* start Supplied information *

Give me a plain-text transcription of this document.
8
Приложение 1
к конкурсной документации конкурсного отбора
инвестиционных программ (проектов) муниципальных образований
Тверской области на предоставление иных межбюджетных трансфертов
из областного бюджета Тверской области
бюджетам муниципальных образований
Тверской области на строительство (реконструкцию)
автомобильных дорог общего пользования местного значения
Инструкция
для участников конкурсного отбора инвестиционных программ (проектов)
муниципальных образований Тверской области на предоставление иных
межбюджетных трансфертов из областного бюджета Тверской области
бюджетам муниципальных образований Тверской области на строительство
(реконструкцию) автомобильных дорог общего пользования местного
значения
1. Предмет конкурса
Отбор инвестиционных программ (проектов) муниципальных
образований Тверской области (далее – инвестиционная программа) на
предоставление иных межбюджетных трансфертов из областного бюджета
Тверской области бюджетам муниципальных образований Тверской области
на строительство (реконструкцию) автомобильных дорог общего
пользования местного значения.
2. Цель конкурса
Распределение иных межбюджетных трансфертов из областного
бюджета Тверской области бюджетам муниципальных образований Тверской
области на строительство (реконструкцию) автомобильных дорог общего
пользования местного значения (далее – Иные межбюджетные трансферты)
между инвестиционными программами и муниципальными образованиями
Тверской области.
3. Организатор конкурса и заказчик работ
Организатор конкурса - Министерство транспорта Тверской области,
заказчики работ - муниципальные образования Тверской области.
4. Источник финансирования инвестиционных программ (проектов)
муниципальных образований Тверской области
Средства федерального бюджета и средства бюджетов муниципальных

* end Supplied information *

■ **Exercise brief**:
Give the count of lines in the listing that hold the word "реконструкцию", with no other text.

■ **The response**:
4